— Begin —
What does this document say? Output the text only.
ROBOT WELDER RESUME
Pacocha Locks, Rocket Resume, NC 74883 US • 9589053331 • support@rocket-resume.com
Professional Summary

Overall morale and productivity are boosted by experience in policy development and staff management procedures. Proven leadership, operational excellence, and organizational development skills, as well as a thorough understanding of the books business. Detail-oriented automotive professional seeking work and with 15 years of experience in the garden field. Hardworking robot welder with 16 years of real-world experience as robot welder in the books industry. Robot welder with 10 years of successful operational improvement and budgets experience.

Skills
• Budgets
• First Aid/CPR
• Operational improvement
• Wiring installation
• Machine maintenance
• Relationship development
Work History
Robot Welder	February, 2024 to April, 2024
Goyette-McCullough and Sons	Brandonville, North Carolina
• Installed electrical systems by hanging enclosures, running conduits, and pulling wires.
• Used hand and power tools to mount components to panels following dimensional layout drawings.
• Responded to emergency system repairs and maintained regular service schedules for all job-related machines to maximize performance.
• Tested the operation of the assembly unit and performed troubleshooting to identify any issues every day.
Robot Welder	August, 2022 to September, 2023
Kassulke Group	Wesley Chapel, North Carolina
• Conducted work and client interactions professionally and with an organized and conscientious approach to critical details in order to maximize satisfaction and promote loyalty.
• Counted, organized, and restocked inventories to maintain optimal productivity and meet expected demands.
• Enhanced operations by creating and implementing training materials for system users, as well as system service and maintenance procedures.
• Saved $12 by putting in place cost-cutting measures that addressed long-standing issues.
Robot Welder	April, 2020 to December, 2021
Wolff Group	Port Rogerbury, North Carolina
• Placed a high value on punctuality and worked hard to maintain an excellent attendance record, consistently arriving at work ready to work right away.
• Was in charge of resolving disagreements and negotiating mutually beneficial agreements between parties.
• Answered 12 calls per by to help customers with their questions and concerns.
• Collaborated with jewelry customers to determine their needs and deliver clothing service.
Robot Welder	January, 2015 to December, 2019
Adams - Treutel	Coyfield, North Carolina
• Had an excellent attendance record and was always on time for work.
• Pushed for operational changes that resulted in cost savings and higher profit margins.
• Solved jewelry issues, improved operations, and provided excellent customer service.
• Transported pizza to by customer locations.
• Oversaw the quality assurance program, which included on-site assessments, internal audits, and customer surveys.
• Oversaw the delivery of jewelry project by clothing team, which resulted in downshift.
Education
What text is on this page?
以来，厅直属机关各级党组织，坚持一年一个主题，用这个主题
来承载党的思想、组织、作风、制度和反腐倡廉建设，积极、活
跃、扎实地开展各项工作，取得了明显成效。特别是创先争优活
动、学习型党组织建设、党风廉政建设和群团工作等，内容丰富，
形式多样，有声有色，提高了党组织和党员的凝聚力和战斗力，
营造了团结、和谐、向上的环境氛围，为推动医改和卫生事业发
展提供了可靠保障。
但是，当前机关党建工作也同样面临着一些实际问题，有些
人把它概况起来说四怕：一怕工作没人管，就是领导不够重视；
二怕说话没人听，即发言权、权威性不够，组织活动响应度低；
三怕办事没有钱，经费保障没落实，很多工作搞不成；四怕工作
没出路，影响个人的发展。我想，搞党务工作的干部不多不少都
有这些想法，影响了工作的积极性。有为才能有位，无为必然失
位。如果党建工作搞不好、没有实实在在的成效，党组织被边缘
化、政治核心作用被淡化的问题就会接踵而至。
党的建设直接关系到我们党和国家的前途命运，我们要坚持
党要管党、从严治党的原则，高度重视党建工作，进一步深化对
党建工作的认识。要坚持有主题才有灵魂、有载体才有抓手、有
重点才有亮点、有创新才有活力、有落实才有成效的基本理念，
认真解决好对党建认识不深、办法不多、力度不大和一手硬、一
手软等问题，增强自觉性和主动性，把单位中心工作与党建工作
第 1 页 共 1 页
— End —
### PROBLEM TO SOLVE:
Write only the number of lines in the records that include the word "resulted".

### THE RESULT:
2